▶ [Given request]: Please print all of the material below, word for word.

▶ [Data records]:

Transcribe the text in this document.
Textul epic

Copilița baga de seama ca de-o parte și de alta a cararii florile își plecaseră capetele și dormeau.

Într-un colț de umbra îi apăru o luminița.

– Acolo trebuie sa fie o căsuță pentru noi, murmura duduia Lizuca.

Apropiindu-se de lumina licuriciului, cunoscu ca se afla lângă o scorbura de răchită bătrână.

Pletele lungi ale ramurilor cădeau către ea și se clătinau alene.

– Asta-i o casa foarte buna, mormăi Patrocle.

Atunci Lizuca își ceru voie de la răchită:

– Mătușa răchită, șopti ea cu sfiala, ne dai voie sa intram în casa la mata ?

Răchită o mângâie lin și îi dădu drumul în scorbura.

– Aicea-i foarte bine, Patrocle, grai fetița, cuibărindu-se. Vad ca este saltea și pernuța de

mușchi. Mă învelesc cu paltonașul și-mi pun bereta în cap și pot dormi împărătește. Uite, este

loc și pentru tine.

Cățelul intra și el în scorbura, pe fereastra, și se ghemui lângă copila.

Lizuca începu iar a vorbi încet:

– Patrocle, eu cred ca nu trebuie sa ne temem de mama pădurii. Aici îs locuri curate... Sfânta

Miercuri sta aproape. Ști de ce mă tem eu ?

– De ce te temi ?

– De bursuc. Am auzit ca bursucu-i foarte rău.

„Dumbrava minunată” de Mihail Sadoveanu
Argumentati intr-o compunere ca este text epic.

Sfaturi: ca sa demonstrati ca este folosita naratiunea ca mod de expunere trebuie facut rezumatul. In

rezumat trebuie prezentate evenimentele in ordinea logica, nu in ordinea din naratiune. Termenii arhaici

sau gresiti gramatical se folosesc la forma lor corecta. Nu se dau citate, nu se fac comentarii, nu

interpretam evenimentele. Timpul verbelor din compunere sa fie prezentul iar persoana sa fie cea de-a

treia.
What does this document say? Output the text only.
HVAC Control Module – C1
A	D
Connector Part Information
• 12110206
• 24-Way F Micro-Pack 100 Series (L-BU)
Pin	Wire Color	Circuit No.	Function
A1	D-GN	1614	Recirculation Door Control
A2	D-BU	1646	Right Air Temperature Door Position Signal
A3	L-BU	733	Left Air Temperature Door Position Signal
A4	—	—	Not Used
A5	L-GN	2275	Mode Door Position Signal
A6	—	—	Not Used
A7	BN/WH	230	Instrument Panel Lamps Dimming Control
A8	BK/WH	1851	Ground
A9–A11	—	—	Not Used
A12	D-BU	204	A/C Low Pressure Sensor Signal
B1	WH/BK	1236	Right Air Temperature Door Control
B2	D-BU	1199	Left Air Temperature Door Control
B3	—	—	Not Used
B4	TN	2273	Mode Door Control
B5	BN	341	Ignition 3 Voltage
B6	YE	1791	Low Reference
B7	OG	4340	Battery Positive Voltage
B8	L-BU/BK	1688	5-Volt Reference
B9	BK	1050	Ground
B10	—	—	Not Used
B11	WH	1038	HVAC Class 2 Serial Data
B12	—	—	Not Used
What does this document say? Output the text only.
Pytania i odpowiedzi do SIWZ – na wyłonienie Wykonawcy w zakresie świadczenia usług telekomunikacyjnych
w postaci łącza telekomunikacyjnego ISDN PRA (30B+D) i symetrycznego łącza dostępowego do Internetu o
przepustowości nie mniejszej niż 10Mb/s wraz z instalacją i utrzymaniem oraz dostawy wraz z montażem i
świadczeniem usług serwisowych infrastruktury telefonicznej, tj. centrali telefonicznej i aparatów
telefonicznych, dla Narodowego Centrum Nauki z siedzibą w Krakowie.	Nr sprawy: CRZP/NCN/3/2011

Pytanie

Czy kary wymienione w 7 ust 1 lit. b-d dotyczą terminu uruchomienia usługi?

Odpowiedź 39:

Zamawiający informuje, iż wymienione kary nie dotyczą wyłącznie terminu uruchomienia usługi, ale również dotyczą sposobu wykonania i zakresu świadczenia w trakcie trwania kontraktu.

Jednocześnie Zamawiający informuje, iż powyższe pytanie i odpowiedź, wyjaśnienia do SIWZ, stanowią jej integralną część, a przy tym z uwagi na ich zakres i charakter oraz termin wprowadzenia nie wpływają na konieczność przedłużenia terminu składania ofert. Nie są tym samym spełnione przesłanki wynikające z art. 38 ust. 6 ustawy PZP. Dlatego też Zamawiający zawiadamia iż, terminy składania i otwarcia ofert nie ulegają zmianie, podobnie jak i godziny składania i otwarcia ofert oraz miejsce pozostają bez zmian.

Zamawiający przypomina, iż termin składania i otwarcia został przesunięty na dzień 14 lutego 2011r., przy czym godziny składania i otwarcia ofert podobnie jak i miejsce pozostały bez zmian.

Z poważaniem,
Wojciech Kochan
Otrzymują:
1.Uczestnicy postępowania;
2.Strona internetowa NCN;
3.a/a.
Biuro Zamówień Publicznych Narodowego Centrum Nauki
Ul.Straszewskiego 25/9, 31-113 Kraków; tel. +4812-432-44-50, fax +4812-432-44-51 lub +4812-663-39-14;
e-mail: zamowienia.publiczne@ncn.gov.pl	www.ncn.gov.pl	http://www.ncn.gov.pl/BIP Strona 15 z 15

▶ [Complete output]:
Transcribe the text in this document.
Textul epic

Copilița baga de seama ca de-o parte și de alta a cararii florile își plecaseră capetele și dormeau.

Într-un colț de umbra îi apăru o luminița.

– Acolo trebuie sa fie o căsuță pentru noi, murmura duduia Lizuca.

Apropiindu-se de lumina licuriciului, cunoscu ca se afla lângă o scorbura de răchită bătrână.

Pletele lungi ale ramurilor cădeau către ea și se clătinau alene.

– Asta-i o casa foarte buna, mormăi Patrocle.

Atunci Lizuca își ceru voie de la răchită:

– Mătușa răchită, șopti ea cu sfiala, ne dai voie sa intram în casa la mata ?

Răchită o mângâie lin și îi dădu drumul în scorbura.

– Aicea-i foarte bine, Patrocle, grai fetița, cuibărindu-se. Vad ca este saltea și pernuța de

mușchi. Mă învelesc cu paltonașul și-mi pun bereta în cap și pot dormi împărătește. Uite, este

loc și pentru tine.

Cățelul intra și el în scorbura, pe fereastra, și se ghemui lângă copila.

Lizuca începu iar a vorbi încet:

– Patrocle, eu cred ca nu trebuie sa ne temem de mama pădurii. Aici îs locuri curate... Sfânta

Miercuri sta aproape. Ști de ce mă tem eu ?

– De ce te temi ?

– De bursuc. Am auzit ca bursucu-i foarte rău.

„Dumbrava minunată” de Mihail Sadoveanu
Argumentati intr-o compunere ca este text epic.

Sfaturi: ca sa demonstrati ca este folosita naratiunea ca mod de expunere trebuie facut rezumatul. In

rezumat trebuie prezentate evenimentele in ordinea logica, nu in ordinea din naratiune. Termenii arhaici

sau gresiti gramatical se folosesc la forma lor corecta. Nu se dau citate, nu se fac comentarii, nu

interpretam evenimentele. Timpul verbelor din compunere sa fie prezentul iar persoana sa fie cea de-a

treia.
What does this document say? Output the text only.
HVAC Control Module – C1
A	D
Connector Part Information
• 12110206
• 24-Way F Micro-Pack 100 Series (L-BU)
Pin	Wire Color	Circuit No.	Function
A1	D-GN	1614	Recirculation Door Control
A2	D-BU	1646	Right Air Temperature Door Position Signal
A3	L-BU	733	Left Air Temperature Door Position Signal
A4	—	—	Not Used
A5	L-GN	2275	Mode Door Position Signal
A6	—	—	Not Used
A7	BN/WH	230	Instrument Panel Lamps Dimming Control
A8	BK/WH	1851	Ground
A9–A11	—	—	Not Used
A12	D-BU	204	A/C Low Pressure Sensor Signal
B1	WH/BK	1236	Right Air Temperature Door Control
B2	D-BU	1199	Left Air Temperature Door Control
B3	—	—	Not Used
B4	TN	2273	Mode Door Control
B5	BN	341	Ignition 3 Voltage
B6	YE	1791	Low Reference
B7	OG	4340	Battery Positive Voltage
B8	L-BU/BK	1688	5-Volt Reference
B9	BK	1050	Ground
B10	—	—	Not Used
B11	WH	1038	HVAC Class 2 Serial Data
B12	—	—	Not Used
What does this document say? Output the text only.
Pytania i odpowiedzi do SIWZ – na wyłonienie Wykonawcy w zakresie świadczenia usług telekomunikacyjnych
w postaci łącza telekomunikacyjnego ISDN PRA (30B+D) i symetrycznego łącza dostępowego do Internetu o
przepustowości nie mniejszej niż 10Mb/s wraz z instalacją i utrzymaniem oraz dostawy wraz z montażem i
świadczeniem usług serwisowych infrastruktury telefonicznej, tj. centrali telefonicznej i aparatów
telefonicznych, dla Narodowego Centrum Nauki z siedzibą w Krakowie.	Nr sprawy: CRZP/NCN/3/2011

Pytanie

Czy kary wymienione w 7 ust 1 lit. b-d dotyczą terminu uruchomienia usługi?

Odpowiedź 39:

Zamawiający informuje, iż wymienione kary nie dotyczą wyłącznie terminu uruchomienia usługi, ale również dotyczą sposobu wykonania i zakresu świadczenia w trakcie trwania kontraktu.

Jednocześnie Zamawiający informuje, iż powyższe pytanie i odpowiedź, wyjaśnienia do SIWZ, stanowią jej integralną część, a przy tym z uwagi na ich zakres i charakter oraz termin wprowadzenia nie wpływają na konieczność przedłużenia terminu składania ofert. Nie są tym samym spełnione przesłanki wynikające z art. 38 ust. 6 ustawy PZP. Dlatego też Zamawiający zawiadamia iż, terminy składania i otwarcia ofert nie ulegają zmianie, podobnie jak i godziny składania i otwarcia ofert oraz miejsce pozostają bez zmian.

Zamawiający przypomina, iż termin składania i otwarcia został przesunięty na dzień 14 lutego 2011r., przy czym godziny składania i otwarcia ofert podobnie jak i miejsce pozostały bez zmian.

Z poważaniem,
Wojciech Kochan
Otrzymują:
1.Uczestnicy postępowania;
2.Strona internetowa NCN;
3.a/a.
Biuro Zamówień Publicznych Narodowego Centrum Nauki
Ul.Straszewskiego 25/9, 31-113 Kraków; tel. +4812-432-44-50, fax +4812-432-44-51 lub +4812-663-39-14;
e-mail: zamowienia.publiczne@ncn.gov.pl	www.ncn.gov.pl	http://www.ncn.gov.pl/BIP Strona 15 z 15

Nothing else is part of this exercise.